▸ Objective
List each line of the data that holds the word "Summary".

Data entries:
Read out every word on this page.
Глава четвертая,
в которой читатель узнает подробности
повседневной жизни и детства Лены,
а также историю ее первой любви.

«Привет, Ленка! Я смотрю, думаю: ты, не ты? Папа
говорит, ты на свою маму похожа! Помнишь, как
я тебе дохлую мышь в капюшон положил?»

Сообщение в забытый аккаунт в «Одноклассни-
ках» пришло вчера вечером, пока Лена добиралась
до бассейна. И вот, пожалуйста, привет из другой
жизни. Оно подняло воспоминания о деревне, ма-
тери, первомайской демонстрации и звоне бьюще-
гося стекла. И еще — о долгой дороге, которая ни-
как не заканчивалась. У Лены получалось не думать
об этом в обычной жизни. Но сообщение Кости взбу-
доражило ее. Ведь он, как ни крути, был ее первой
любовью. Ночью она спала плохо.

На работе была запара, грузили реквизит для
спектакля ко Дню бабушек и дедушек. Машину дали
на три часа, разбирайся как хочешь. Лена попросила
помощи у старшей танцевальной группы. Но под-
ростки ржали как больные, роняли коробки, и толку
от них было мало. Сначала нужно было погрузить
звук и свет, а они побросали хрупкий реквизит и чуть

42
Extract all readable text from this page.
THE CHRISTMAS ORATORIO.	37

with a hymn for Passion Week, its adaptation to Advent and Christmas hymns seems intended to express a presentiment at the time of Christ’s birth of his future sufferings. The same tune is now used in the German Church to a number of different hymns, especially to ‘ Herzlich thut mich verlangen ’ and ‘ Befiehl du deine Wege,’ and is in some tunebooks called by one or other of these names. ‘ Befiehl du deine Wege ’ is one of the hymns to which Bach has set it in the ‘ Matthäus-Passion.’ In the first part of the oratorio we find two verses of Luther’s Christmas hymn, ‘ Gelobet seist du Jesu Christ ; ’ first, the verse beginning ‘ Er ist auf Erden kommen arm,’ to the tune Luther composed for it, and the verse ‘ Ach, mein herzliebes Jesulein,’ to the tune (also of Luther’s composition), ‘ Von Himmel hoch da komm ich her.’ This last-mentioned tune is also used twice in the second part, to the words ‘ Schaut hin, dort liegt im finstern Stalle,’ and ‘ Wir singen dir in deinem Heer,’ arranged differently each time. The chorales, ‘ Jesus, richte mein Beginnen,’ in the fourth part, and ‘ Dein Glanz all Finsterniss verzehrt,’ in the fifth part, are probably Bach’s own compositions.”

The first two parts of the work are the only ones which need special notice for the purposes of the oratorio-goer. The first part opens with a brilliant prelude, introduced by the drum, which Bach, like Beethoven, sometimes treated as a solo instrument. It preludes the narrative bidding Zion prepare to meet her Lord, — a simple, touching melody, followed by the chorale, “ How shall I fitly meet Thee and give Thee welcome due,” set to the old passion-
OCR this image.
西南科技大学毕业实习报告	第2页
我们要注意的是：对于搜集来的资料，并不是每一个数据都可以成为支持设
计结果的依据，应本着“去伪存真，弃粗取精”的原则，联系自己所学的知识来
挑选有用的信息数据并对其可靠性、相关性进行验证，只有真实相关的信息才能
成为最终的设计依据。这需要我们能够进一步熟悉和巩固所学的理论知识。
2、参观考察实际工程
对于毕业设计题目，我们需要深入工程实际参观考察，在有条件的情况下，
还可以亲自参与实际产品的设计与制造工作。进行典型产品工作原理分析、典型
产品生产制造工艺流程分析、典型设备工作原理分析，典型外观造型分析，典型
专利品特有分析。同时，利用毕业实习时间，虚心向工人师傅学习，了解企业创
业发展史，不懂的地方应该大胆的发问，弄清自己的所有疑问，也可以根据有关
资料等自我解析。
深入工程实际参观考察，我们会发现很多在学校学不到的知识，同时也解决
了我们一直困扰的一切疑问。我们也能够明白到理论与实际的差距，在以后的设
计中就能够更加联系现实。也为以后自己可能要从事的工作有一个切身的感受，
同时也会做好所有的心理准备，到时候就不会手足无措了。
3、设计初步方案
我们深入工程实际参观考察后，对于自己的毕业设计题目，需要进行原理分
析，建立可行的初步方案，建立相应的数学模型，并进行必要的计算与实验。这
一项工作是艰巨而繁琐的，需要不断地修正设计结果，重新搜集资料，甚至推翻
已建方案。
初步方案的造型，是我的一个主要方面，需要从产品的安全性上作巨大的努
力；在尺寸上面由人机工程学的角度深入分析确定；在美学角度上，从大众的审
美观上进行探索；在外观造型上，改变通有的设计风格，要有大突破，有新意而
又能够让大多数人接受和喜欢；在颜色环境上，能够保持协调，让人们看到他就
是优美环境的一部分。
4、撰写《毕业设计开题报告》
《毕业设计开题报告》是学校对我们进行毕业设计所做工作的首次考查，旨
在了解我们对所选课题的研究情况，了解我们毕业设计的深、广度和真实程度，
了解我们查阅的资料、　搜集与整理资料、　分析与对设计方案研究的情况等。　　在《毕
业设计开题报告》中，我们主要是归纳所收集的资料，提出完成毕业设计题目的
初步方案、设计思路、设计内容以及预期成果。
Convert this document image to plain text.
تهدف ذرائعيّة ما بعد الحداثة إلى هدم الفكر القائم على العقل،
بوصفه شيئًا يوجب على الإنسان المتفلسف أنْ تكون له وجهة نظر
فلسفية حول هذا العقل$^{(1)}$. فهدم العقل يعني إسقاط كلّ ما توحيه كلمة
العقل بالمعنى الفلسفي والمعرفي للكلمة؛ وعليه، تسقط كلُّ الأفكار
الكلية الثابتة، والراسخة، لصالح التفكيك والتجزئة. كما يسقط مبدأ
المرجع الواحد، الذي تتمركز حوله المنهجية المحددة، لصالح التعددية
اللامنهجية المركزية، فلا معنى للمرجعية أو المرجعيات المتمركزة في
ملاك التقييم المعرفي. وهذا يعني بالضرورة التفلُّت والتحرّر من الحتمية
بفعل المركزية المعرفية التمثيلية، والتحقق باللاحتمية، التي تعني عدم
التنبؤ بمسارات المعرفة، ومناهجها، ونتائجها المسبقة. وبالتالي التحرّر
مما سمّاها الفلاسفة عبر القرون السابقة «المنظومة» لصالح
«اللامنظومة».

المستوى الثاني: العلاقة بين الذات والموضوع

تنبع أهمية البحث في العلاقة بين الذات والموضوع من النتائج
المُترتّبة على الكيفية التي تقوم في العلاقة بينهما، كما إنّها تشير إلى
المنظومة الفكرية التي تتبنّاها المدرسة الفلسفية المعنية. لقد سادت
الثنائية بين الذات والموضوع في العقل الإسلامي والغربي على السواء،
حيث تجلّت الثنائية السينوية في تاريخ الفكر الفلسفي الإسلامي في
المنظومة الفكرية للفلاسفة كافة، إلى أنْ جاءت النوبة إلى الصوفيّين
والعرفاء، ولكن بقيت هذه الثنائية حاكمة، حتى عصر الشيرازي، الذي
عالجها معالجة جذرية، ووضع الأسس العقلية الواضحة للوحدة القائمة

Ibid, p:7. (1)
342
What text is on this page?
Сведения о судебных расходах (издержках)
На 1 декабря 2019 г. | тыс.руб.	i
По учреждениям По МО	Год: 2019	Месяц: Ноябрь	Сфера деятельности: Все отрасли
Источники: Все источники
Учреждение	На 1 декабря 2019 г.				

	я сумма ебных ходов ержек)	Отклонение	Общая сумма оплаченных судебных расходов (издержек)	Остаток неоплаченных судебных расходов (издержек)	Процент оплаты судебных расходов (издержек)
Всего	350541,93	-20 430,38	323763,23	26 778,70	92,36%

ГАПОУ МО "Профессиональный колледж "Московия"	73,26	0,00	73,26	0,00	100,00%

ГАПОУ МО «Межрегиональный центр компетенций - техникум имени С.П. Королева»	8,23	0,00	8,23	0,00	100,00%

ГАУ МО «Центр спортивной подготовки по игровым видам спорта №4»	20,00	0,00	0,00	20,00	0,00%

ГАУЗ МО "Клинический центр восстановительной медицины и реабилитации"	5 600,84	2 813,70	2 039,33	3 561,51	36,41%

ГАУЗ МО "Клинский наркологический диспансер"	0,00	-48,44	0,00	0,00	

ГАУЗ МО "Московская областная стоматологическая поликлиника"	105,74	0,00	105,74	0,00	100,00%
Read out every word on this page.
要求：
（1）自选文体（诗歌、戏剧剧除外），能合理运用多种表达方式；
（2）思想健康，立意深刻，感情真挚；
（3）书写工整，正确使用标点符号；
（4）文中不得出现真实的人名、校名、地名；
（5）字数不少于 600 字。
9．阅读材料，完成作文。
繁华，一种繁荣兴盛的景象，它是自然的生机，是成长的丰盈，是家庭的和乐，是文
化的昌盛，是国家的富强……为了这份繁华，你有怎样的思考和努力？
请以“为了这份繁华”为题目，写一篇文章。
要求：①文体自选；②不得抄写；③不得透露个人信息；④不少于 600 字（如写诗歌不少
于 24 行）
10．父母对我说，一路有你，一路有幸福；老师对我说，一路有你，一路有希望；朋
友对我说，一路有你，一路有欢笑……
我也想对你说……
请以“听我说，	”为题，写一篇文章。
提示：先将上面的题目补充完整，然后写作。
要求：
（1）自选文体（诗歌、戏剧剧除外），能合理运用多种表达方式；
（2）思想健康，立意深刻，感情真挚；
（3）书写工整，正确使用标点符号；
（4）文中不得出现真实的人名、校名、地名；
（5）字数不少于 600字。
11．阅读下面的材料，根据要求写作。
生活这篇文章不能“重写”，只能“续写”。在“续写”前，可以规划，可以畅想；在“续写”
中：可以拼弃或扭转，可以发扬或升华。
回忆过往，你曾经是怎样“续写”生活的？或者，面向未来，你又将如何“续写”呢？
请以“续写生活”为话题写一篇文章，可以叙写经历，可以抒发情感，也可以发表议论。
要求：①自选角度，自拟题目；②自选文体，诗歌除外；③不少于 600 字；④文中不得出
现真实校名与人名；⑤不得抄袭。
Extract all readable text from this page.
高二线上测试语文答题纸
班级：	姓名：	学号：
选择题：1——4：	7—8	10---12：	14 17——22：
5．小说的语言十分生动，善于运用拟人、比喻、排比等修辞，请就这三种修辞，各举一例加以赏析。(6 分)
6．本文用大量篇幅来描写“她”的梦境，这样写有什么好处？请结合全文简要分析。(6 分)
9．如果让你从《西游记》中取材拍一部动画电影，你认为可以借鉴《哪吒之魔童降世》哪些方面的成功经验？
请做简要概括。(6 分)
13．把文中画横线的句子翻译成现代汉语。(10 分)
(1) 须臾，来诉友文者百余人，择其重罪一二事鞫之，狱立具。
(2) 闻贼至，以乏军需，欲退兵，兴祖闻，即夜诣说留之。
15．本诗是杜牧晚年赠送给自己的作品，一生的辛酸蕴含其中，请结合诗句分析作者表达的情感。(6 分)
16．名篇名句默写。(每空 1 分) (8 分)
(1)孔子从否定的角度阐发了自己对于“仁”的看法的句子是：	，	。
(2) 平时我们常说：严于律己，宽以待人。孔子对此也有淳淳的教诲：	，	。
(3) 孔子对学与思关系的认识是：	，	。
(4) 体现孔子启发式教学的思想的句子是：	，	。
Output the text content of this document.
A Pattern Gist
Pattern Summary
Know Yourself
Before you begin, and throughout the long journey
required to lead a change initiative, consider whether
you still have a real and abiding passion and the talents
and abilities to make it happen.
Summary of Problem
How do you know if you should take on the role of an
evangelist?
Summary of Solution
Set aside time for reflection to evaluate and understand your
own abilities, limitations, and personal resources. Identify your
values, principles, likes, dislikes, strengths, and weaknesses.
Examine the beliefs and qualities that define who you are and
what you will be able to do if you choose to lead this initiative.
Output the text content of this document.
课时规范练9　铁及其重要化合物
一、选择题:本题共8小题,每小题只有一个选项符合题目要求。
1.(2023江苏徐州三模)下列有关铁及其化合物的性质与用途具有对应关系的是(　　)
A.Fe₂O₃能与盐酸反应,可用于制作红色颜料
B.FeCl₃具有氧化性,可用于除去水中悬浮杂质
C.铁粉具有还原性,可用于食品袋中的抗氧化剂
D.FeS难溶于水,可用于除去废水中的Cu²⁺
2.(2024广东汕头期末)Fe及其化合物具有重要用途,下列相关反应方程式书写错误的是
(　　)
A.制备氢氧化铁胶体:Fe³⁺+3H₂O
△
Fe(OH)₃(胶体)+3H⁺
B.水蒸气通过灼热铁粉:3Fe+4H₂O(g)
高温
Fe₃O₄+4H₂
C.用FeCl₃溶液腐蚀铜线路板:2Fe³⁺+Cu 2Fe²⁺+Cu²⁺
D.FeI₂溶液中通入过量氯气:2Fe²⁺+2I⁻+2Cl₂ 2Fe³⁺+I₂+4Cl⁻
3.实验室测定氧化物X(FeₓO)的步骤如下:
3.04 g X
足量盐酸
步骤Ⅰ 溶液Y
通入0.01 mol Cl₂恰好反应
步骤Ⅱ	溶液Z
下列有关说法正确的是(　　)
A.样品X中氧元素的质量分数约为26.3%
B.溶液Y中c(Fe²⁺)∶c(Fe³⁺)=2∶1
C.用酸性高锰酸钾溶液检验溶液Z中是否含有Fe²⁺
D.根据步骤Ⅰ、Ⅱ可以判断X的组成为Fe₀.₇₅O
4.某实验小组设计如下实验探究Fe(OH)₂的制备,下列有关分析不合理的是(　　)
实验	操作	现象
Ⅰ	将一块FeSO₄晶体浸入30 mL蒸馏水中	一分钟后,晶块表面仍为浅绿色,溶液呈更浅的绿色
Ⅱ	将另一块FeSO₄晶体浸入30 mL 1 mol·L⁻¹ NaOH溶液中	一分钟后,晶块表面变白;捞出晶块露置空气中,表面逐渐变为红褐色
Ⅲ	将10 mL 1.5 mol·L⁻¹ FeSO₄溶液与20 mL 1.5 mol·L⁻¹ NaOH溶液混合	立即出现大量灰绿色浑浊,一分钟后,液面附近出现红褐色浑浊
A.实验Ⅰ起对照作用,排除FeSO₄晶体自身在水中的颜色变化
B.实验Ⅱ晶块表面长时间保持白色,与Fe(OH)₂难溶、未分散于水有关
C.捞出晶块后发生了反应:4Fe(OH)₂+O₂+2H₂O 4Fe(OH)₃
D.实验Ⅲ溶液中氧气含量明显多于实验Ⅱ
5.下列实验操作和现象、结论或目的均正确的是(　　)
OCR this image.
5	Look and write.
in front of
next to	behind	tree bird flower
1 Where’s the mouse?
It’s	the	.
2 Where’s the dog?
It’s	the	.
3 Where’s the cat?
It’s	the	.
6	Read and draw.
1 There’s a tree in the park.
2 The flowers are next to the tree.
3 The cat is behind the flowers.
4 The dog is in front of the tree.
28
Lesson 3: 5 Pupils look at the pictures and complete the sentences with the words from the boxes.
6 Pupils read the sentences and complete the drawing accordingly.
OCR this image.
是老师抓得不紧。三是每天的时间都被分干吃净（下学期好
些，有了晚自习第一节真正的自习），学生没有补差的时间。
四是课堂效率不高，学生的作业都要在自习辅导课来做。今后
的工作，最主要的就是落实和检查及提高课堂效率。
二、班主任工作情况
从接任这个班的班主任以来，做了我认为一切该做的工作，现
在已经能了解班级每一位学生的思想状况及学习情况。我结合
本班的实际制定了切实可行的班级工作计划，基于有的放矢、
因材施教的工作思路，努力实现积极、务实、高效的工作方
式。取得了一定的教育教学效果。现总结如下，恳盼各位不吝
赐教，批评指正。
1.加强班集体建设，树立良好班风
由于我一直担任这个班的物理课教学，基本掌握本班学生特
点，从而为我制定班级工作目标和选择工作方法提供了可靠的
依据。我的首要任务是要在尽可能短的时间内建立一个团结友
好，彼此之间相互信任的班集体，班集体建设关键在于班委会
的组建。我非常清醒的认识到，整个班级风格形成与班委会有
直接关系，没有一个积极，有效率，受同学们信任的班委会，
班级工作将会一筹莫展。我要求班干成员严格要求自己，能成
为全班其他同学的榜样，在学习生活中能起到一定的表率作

▸ Output
Pattern Summary
Summary of Problem
Summary of Solution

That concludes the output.